→ **Written task**: Records follow. Select each line holding "title".

--

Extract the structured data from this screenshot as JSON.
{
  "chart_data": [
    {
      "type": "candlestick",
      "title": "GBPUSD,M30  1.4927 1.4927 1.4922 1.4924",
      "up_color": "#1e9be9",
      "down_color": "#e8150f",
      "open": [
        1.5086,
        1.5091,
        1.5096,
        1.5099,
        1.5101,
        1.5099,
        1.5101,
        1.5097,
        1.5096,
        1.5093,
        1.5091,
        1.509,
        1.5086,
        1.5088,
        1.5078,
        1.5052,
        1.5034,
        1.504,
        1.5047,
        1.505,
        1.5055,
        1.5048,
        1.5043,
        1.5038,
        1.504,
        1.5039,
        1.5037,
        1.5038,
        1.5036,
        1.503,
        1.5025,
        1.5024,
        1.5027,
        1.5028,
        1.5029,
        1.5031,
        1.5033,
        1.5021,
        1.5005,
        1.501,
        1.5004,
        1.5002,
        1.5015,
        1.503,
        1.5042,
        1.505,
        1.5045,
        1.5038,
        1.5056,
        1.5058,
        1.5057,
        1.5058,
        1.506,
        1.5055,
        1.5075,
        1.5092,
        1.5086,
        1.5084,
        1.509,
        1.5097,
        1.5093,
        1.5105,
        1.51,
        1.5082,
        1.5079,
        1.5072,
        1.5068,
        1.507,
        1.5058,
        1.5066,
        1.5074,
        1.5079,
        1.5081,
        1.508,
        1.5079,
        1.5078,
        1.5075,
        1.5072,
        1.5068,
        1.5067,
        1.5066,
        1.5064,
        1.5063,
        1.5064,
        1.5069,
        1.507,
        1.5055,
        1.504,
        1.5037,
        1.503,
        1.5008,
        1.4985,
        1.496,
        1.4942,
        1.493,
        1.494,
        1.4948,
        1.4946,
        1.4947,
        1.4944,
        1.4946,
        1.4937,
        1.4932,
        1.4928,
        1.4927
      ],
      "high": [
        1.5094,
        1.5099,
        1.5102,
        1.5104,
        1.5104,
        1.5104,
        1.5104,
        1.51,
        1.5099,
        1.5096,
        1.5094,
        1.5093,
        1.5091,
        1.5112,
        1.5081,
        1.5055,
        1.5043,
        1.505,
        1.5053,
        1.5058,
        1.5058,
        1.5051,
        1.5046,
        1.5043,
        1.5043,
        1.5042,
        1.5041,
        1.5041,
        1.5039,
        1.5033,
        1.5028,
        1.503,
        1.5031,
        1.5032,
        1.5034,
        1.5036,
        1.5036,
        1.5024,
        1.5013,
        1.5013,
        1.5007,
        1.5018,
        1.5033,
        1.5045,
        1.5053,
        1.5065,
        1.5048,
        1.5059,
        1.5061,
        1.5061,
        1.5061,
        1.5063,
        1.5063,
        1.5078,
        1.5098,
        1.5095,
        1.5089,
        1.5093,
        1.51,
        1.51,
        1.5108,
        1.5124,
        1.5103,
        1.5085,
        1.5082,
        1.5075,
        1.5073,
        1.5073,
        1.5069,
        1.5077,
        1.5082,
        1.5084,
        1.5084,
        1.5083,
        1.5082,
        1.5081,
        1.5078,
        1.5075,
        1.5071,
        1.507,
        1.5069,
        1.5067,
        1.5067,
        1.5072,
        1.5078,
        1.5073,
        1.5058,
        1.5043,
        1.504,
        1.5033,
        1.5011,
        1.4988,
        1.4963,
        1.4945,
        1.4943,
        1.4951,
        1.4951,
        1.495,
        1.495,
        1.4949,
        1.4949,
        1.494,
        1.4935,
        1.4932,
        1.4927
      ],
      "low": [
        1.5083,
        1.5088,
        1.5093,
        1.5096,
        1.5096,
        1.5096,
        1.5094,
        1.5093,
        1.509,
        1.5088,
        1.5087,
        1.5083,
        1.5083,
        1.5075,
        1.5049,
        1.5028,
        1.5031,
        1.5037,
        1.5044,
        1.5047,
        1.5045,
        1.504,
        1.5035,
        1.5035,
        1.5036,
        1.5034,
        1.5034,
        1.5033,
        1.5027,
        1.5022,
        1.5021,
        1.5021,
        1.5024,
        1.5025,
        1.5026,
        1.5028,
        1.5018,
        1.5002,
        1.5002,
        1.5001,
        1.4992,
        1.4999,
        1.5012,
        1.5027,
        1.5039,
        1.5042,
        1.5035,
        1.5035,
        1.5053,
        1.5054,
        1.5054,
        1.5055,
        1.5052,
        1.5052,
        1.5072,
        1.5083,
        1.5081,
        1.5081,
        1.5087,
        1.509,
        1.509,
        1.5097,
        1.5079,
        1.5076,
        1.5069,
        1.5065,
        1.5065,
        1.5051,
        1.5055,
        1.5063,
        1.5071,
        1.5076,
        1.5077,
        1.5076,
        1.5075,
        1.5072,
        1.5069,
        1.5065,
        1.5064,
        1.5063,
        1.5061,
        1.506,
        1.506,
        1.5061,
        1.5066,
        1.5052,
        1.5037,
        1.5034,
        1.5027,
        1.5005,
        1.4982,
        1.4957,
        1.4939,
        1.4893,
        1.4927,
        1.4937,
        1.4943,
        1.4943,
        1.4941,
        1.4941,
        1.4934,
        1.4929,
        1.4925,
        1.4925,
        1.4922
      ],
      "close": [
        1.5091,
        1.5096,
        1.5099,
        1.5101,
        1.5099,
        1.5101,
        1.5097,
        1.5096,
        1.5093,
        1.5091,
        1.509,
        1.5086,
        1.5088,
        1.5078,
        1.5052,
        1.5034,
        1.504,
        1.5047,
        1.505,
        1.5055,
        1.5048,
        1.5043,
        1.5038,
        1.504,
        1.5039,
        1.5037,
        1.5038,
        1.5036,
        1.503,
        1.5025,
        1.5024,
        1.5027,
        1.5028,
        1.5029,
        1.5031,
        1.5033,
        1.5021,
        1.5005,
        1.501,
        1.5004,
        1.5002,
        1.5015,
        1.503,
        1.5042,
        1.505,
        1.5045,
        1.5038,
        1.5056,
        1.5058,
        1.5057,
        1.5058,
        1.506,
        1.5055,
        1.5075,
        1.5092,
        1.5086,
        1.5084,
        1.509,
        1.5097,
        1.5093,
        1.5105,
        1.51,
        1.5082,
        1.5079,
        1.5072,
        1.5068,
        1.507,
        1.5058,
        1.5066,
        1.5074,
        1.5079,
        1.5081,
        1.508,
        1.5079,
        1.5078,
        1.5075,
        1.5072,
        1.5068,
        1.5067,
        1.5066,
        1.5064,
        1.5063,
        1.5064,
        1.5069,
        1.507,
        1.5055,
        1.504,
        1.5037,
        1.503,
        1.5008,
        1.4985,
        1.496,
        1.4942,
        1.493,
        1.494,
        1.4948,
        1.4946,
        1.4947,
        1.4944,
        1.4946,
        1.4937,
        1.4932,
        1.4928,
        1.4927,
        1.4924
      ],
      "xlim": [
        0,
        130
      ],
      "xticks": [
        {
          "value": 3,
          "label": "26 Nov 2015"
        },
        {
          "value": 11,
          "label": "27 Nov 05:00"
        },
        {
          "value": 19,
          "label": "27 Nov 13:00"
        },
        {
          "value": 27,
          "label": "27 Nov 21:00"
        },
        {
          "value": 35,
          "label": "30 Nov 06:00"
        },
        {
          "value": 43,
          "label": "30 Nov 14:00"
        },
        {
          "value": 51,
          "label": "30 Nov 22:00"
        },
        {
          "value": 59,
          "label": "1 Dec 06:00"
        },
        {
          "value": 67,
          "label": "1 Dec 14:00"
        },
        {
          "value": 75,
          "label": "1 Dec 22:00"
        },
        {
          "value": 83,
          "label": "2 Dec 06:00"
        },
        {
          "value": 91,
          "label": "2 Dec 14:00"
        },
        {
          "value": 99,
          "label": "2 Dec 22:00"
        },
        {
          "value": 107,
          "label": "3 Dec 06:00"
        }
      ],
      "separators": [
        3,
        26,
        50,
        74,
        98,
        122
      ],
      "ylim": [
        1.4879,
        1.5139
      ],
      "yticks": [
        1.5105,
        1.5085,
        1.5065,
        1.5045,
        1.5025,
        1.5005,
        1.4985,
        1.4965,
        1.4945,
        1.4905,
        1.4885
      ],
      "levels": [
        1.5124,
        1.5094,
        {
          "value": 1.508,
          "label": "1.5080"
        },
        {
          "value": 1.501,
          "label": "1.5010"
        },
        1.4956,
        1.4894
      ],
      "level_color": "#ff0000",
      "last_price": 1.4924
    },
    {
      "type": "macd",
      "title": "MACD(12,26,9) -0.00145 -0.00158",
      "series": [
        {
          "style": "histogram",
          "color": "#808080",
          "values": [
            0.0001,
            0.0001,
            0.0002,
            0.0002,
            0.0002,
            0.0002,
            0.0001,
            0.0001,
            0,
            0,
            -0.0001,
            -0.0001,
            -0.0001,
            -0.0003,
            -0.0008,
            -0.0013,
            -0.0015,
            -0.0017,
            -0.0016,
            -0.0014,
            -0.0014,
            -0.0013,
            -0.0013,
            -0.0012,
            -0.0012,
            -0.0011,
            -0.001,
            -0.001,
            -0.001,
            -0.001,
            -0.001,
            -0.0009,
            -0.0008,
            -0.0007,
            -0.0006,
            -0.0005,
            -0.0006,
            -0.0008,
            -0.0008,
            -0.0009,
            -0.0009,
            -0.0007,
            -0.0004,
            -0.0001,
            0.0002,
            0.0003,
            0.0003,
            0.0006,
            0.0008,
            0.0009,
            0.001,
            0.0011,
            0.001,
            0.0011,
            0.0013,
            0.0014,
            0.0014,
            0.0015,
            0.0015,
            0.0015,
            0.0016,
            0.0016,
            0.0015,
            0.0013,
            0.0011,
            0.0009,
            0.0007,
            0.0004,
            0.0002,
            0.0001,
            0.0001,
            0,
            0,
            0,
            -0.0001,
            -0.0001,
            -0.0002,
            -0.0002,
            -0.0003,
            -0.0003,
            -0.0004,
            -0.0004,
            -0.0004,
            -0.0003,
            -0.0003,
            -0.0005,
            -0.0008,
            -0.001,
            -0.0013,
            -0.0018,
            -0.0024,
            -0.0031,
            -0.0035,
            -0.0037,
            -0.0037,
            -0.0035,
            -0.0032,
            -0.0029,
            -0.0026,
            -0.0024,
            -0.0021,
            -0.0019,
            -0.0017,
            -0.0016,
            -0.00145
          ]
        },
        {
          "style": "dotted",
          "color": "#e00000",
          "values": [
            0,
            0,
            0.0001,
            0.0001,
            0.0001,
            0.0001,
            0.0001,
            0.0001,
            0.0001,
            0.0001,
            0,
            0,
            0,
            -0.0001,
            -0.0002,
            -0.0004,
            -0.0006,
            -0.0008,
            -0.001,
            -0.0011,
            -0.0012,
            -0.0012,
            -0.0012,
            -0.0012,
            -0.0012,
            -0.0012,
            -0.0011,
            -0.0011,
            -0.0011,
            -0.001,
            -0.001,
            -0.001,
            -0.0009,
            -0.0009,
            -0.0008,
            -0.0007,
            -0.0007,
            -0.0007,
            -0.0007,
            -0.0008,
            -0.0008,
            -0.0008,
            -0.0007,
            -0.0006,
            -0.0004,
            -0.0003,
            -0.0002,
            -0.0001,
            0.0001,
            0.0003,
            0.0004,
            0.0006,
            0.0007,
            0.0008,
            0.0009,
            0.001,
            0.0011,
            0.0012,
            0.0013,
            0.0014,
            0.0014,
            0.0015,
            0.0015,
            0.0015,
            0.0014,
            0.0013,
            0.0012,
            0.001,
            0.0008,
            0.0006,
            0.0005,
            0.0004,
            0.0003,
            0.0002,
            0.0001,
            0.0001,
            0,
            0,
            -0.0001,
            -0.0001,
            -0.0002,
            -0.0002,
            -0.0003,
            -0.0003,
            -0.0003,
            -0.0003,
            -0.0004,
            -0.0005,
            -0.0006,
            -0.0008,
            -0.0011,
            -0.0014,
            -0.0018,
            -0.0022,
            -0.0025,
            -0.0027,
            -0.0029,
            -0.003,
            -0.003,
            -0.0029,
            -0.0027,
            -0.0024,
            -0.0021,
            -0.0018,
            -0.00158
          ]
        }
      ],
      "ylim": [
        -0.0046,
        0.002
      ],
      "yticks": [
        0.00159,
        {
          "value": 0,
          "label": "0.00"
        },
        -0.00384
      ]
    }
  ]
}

--

→ **Answer**:
      "title": "GBPUSD,M30  1.4927 1.4927 1.4922 1.4924",
      "title": "MACD(12,26,9) -0.00145 -0.00158",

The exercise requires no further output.